▸ WHAT IS ASKED
Can you transcribe every record below exactly as it appears?

** Start MATERIAL PROVIDED **

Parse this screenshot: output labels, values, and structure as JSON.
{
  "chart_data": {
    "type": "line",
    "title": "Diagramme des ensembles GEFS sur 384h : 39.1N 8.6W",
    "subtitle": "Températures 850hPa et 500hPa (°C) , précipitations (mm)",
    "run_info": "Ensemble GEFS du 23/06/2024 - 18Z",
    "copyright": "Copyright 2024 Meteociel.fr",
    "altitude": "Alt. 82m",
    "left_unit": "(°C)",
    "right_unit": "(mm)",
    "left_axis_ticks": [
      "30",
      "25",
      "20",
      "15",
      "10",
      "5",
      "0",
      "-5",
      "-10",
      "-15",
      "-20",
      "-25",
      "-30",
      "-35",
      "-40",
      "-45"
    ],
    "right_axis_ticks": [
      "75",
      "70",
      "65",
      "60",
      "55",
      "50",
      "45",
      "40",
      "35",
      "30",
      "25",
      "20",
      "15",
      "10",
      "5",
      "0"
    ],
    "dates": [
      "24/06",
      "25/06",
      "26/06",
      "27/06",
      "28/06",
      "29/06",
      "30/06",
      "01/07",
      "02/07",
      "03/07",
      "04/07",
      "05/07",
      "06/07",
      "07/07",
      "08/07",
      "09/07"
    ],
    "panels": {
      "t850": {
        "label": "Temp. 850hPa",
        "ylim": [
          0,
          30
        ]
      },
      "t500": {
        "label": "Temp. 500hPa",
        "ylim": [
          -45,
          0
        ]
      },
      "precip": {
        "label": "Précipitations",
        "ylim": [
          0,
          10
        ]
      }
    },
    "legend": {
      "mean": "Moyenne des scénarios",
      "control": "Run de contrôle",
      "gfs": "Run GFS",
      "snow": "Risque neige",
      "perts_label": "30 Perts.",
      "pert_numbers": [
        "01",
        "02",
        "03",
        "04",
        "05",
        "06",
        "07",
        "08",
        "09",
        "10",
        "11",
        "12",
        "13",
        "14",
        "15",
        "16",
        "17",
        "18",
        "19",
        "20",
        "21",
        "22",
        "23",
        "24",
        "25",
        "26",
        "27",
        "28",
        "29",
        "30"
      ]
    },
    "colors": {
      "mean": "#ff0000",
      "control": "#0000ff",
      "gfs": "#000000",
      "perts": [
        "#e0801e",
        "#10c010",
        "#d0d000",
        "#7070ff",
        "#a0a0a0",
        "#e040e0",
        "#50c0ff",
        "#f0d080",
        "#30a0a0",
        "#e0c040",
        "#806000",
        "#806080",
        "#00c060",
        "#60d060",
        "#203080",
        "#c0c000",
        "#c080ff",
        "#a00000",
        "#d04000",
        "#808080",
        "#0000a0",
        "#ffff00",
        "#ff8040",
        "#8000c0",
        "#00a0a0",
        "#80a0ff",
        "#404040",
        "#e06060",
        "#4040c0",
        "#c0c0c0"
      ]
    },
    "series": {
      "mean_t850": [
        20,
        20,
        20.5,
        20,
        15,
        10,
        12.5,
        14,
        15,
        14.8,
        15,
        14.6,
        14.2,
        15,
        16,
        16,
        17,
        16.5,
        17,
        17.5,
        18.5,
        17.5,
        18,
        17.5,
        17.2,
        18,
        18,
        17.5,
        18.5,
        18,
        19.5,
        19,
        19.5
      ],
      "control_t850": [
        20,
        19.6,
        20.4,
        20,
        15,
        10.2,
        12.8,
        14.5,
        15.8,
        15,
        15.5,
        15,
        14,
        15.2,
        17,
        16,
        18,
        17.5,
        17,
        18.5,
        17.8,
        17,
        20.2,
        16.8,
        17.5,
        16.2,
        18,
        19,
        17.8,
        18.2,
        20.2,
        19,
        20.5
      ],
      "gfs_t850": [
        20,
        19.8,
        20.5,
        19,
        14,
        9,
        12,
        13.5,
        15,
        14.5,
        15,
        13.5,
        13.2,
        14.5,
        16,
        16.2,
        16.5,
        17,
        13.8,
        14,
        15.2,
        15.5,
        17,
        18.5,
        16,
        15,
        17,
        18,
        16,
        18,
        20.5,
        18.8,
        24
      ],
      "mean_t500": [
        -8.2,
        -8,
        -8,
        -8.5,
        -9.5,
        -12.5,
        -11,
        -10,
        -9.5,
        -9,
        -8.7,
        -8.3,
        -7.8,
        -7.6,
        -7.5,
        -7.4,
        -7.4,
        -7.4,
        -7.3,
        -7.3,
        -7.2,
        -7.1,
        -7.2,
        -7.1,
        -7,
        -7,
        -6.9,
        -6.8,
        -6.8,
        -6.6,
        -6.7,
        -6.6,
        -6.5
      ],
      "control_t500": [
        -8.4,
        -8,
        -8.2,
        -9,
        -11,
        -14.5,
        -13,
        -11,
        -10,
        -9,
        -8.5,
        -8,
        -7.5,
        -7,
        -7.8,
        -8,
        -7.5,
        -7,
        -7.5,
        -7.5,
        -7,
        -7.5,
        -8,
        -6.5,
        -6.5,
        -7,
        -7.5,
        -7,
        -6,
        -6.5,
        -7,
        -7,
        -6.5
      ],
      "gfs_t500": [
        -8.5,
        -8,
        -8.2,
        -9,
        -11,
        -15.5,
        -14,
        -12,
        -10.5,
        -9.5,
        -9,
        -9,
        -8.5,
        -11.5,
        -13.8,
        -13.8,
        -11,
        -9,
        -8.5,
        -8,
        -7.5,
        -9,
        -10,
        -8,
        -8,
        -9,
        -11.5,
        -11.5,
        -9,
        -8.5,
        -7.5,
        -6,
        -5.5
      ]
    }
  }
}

** End MATERIAL PROVIDED **

▸ RESPONSE
Parse this screenshot: output labels, values, and structure as JSON.
{
  "chart_data": {
    "type": "line",
    "title": "Diagramme des ensembles GEFS sur 384h : 39.1N 8.6W",
    "subtitle": "Températures 850hPa et 500hPa (°C) , précipitations (mm)",
    "run_info": "Ensemble GEFS du 23/06/2024 - 18Z",
    "copyright": "Copyright 2024 Meteociel.fr",
    "altitude": "Alt. 82m",
    "left_unit": "(°C)",
    "right_unit": "(mm)",
    "left_axis_ticks": [
      "30",
      "25",
      "20",
      "15",
      "10",
      "5",
      "0",
      "-5",
      "-10",
      "-15",
      "-20",
      "-25",
      "-30",
      "-35",
      "-40",
      "-45"
    ],
    "right_axis_ticks": [
      "75",
      "70",
      "65",
      "60",
      "55",
      "50",
      "45",
      "40",
      "35",
      "30",
      "25",
      "20",
      "15",
      "10",
      "5",
      "0"
    ],
    "dates": [
      "24/06",
      "25/06",
      "26/06",
      "27/06",
      "28/06",
      "29/06",
      "30/06",
      "01/07",
      "02/07",
      "03/07",
      "04/07",
      "05/07",
      "06/07",
      "07/07",
      "08/07",
      "09/07"
    ],
    "panels": {
      "t850": {
        "label": "Temp. 850hPa",
        "ylim": [
          0,
          30
        ]
      },
      "t500": {
        "label": "Temp. 500hPa",
        "ylim": [
          -45,
          0
        ]
      },
      "precip": {
        "label": "Précipitations",
        "ylim": [
          0,
          10
        ]
      }
    },
    "legend": {
      "mean": "Moyenne des scénarios",
      "control": "Run de contrôle",
      "gfs": "Run GFS",
      "snow": "Risque neige",
      "perts_label": "30 Perts.",
      "pert_numbers": [
        "01",
        "02",
        "03",
        "04",
        "05",
        "06",
        "07",
        "08",
        "09",
        "10",
        "11",
        "12",
        "13",
        "14",
        "15",
        "16",
        "17",
        "18",
        "19",
        "20",
        "21",
        "22",
        "23",
        "24",
        "25",
        "26",
        "27",
        "28",
        "29",
        "30"
      ]
    },
    "colors": {
      "mean": "#ff0000",
      "control": "#0000ff",
      "gfs": "#000000",
      "perts": [
        "#e0801e",
        "#10c010",
        "#d0d000",
        "#7070ff",
        "#a0a0a0",
        "#e040e0",
        "#50c0ff",
        "#f0d080",
        "#30a0a0",
        "#e0c040",
        "#806000",
        "#806080",
        "#00c060",
        "#60d060",
        "#203080",
        "#c0c000",
        "#c080ff",
        "#a00000",
        "#d04000",
        "#808080",
        "#0000a0",
        "#ffff00",
        "#ff8040",
        "#8000c0",
        "#00a0a0",
        "#80a0ff",
        "#404040",
        "#e06060",
        "#4040c0",
        "#c0c0c0"
      ]
    },
    "series": {
      "mean_t850": [
        20,
        20,
        20.5,
        20,
        15,
        10,
        12.5,
        14,
        15,
        14.8,
        15,
        14.6,
        14.2,
        15,
        16,
        16,
        17,
        16.5,
        17,
        17.5,
        18.5,
        17.5,
        18,
        17.5,
        17.2,
        18,
        18,
        17.5,
        18.5,
        18,
        19.5,
        19,
        19.5
      ],
      "control_t850": [
        20,
        19.6,
        20.4,
        20,
        15,
        10.2,
        12.8,
        14.5,
        15.8,
        15,
        15.5,
        15,
        14,
        15.2,
        17,
        16,
        18,
        17.5,
        17,
        18.5,
        17.8,
        17,
        20.2,
        16.8,
        17.5,
        16.2,
        18,
        19,
        17.8,
        18.2,
        20.2,
        19,
        20.5
      ],
      "gfs_t850": [
        20,
        19.8,
        20.5,
        19,
        14,
        9,
        12,
        13.5,
        15,
        14.5,
        15,
        13.5,
        13.2,
        14.5,
        16,
        16.2,
        16.5,
        17,
        13.8,
        14,
        15.2,
        15.5,
        17,
        18.5,
        16,
        15,
        17,
        18,
        16,
        18,
        20.5,
        18.8,
        24
      ],
      "mean_t500": [
        -8.2,
        -8,
        -8,
        -8.5,
        -9.5,
        -12.5,
        -11,
        -10,
        -9.5,
        -9,
        -8.7,
        -8.3,
        -7.8,
        -7.6,
        -7.5,
        -7.4,
        -7.4,
        -7.4,
        -7.3,
        -7.3,
        -7.2,
        -7.1,
        -7.2,
        -7.1,
        -7,
        -7,
        -6.9,
        -6.8,
        -6.8,
        -6.6,
        -6.7,
        -6.6,
        -6.5
      ],
      "control_t500": [
        -8.4,
        -8,
        -8.2,
        -9,
        -11,
        -14.5,
        -13,
        -11,
        -10,
        -9,
        -8.5,
        -8,
        -7.5,
        -7,
        -7.8,
        -8,
        -7.5,
        -7,
        -7.5,
        -7.5,
        -7,
        -7.5,
        -8,
        -6.5,
        -6.5,
        -7,
        -7.5,
        -7,
        -6,
        -6.5,
        -7,
        -7,
        -6.5
      ],
      "gfs_t500": [
        -8.5,
        -8,
        -8.2,
        -9,
        -11,
        -15.5,
        -14,
        -12,
        -10.5,
        -9.5,
        -9,
        -9,
        -8.5,
        -11.5,
        -13.8,
        -13.8,
        -11,
        -9,
        -8.5,
        -8,
        -7.5,
        -9,
        -10,
        -8,
        -8,
        -9,
        -11.5,
        -11.5,
        -9,
        -8.5,
        -7.5,
        -6,
        -5.5
      ]
    }
  }
}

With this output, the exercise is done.